Records:
****************

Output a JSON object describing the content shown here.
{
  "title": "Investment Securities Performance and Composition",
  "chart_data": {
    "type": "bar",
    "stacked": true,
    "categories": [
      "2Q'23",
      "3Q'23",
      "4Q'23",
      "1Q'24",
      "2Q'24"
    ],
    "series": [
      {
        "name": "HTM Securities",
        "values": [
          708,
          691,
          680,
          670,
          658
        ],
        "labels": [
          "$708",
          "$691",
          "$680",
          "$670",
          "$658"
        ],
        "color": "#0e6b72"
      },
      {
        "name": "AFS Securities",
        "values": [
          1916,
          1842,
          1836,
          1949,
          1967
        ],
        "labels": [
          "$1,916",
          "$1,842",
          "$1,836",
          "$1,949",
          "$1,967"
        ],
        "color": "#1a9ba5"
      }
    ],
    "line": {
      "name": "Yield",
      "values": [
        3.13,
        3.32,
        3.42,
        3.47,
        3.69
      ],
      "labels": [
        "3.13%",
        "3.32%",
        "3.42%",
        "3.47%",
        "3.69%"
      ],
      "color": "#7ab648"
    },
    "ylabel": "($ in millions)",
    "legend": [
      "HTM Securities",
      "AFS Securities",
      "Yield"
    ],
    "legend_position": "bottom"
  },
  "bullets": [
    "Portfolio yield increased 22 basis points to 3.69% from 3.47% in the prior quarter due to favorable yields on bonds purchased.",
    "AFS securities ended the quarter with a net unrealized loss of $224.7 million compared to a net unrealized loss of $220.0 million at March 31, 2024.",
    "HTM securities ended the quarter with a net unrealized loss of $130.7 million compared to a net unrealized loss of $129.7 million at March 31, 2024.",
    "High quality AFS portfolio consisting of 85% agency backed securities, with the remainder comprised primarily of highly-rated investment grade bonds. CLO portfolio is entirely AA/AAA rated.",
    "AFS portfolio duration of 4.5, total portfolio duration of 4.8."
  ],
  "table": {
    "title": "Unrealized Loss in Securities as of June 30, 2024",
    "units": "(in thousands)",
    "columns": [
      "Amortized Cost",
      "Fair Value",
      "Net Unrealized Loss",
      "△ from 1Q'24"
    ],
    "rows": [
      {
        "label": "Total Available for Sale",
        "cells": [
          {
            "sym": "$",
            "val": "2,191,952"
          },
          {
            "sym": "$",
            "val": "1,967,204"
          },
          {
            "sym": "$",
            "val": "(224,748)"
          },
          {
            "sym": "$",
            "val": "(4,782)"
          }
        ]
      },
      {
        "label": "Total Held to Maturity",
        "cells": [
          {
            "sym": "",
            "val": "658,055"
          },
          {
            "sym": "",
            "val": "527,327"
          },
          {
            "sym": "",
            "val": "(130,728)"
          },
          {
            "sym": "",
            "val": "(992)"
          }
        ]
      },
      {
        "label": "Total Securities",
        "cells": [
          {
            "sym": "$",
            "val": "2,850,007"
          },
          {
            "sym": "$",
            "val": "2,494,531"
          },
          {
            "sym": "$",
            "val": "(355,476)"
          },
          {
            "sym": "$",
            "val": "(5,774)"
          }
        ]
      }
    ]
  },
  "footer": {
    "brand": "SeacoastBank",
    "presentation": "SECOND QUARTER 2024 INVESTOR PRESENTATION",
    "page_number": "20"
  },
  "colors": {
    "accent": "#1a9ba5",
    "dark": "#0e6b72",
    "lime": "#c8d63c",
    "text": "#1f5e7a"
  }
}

****************

Work instructions: Give the listing above again, word for word.

Problem solution:
Output a JSON object describing the content shown here.
{
  "title": "Investment Securities Performance and Composition",
  "chart_data": {
    "type": "bar",
    "stacked": true,
    "categories": [
      "2Q'23",
      "3Q'23",
      "4Q'23",
      "1Q'24",
      "2Q'24"
    ],
    "series": [
      {
        "name": "HTM Securities",
        "values": [
          708,
          691,
          680,
          670,
          658
        ],
        "labels": [
          "$708",
          "$691",
          "$680",
          "$670",
          "$658"
        ],
        "color": "#0e6b72"
      },
      {
        "name": "AFS Securities",
        "values": [
          1916,
          1842,
          1836,
          1949,
          1967
        ],
        "labels": [
          "$1,916",
          "$1,842",
          "$1,836",
          "$1,949",
          "$1,967"
        ],
        "color": "#1a9ba5"
      }
    ],
    "line": {
      "name": "Yield",
      "values": [
        3.13,
        3.32,
        3.42,
        3.47,
        3.69
      ],
      "labels": [
        "3.13%",
        "3.32%",
        "3.42%",
        "3.47%",
        "3.69%"
      ],
      "color": "#7ab648"
    },
    "ylabel": "($ in millions)",
    "legend": [
      "HTM Securities",
      "AFS Securities",
      "Yield"
    ],
    "legend_position": "bottom"
  },
  "bullets": [
    "Portfolio yield increased 22 basis points to 3.69% from 3.47% in the prior quarter due to favorable yields on bonds purchased.",
    "AFS securities ended the quarter with a net unrealized loss of $224.7 million compared to a net unrealized loss of $220.0 million at March 31, 2024.",
    "HTM securities ended the quarter with a net unrealized loss of $130.7 million compared to a net unrealized loss of $129.7 million at March 31, 2024.",
    "High quality AFS portfolio consisting of 85% agency backed securities, with the remainder comprised primarily of highly-rated investment grade bonds. CLO portfolio is entirely AA/AAA rated.",
    "AFS portfolio duration of 4.5, total portfolio duration of 4.8."
  ],
  "table": {
    "title": "Unrealized Loss in Securities as of June 30, 2024",
    "units": "(in thousands)",
    "columns": [
      "Amortized Cost",
      "Fair Value",
      "Net Unrealized Loss",
      "△ from 1Q'24"
    ],
    "rows": [
      {
        "label": "Total Available for Sale",
        "cells": [
          {
            "sym": "$",
            "val": "2,191,952"
          },
          {
            "sym": "$",
            "val": "1,967,204"
          },
          {
            "sym": "$",
            "val": "(224,748)"
          },
          {
            "sym": "$",
            "val": "(4,782)"
          }
        ]
      },
      {
        "label": "Total Held to Maturity",
        "cells": [
          {
            "sym": "",
            "val": "658,055"
          },
          {
            "sym": "",
            "val": "527,327"
          },
          {
            "sym": "",
            "val": "(130,728)"
          },
          {
            "sym": "",
            "val": "(992)"
          }
        ]
      },
      {
        "label": "Total Securities",
        "cells": [
          {
            "sym": "$",
            "val": "2,850,007"
          },
          {
            "sym": "$",
            "val": "2,494,531"
          },
          {
            "sym": "$",
            "val": "(355,476)"
          },
          {
            "sym": "$",
            "val": "(5,774)"
          }
        ]
      }
    ]
  },
  "footer": {
    "brand": "SeacoastBank",
    "presentation": "SECOND QUARTER 2024 INVESTOR PRESENTATION",
    "page_number": "20"
  },
  "colors": {
    "accent": "#1a9ba5",
    "dark": "#0e6b72",
    "lime": "#c8d63c",
    "text": "#1f5e7a"
  }
}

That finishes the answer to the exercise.